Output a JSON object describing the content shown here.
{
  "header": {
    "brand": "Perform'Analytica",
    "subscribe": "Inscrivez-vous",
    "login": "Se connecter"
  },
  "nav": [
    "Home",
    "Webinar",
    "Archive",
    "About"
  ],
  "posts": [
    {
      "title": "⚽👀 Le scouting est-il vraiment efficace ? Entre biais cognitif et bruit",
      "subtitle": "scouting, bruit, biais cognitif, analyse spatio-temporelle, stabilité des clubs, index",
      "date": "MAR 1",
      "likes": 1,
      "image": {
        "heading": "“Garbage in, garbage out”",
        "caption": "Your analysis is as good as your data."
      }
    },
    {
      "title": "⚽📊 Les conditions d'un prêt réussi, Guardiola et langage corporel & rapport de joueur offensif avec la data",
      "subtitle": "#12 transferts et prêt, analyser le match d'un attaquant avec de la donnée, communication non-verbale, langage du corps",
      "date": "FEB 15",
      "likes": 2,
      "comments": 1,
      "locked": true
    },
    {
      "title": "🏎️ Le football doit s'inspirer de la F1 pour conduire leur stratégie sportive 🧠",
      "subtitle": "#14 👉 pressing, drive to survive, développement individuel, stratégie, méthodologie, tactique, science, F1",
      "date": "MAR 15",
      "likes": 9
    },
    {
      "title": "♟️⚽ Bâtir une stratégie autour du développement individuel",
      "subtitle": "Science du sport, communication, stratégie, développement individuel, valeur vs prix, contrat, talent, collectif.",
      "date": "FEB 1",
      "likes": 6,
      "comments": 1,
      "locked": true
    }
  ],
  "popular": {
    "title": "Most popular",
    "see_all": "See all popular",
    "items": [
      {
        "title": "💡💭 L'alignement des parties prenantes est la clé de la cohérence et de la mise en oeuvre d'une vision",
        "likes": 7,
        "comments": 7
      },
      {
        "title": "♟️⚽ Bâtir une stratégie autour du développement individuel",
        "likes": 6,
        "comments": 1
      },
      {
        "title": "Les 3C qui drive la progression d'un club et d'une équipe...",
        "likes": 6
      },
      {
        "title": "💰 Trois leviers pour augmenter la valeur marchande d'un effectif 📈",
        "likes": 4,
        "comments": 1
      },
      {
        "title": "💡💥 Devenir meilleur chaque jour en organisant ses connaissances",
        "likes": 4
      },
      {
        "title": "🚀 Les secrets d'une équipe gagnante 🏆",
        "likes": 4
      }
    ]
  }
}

#####

### [Instruction]
Copy each line of the listing that holds the word "équipe".

### [Full output]
        "title": "Les 3C qui drive la progression d'un club et d'une équipe...",
        "title": "🚀 Les secrets d'une équipe gagnante 🏆",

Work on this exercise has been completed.